[Collection entries]
=-=-=-=-=

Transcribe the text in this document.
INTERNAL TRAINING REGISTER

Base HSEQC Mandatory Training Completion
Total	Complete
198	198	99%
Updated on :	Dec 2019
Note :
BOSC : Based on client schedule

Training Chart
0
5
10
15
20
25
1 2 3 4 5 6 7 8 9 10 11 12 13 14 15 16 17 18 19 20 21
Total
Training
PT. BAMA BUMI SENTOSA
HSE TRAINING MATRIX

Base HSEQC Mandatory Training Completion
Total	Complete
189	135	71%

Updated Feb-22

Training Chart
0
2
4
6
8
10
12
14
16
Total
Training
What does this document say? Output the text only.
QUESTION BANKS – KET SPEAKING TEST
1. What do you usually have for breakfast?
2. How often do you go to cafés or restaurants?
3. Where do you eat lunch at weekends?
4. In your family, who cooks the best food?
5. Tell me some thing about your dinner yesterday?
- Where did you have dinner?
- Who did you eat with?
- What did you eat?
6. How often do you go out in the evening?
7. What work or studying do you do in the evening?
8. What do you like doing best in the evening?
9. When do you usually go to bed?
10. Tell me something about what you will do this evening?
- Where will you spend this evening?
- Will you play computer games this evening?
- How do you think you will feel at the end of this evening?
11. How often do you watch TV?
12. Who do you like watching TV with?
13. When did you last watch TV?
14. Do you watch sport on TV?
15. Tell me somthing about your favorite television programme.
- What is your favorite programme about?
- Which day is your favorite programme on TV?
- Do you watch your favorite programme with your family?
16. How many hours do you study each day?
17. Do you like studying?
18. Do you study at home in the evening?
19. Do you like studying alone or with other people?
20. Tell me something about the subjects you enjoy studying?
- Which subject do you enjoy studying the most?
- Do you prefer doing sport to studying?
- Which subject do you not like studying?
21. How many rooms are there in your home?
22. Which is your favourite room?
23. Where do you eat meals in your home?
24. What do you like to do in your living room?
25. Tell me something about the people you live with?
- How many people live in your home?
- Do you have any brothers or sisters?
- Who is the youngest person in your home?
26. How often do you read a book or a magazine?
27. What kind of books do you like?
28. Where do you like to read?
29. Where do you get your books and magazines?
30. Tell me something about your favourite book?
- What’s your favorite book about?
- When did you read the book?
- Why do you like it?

=-=-=-=-=

BRIEF:
Reproduce each line of the entries in which the word "have" is found.

ANSWER:
1. What do you usually have for breakfast?
- Where did you have dinner?
- Do you have any brothers or sisters?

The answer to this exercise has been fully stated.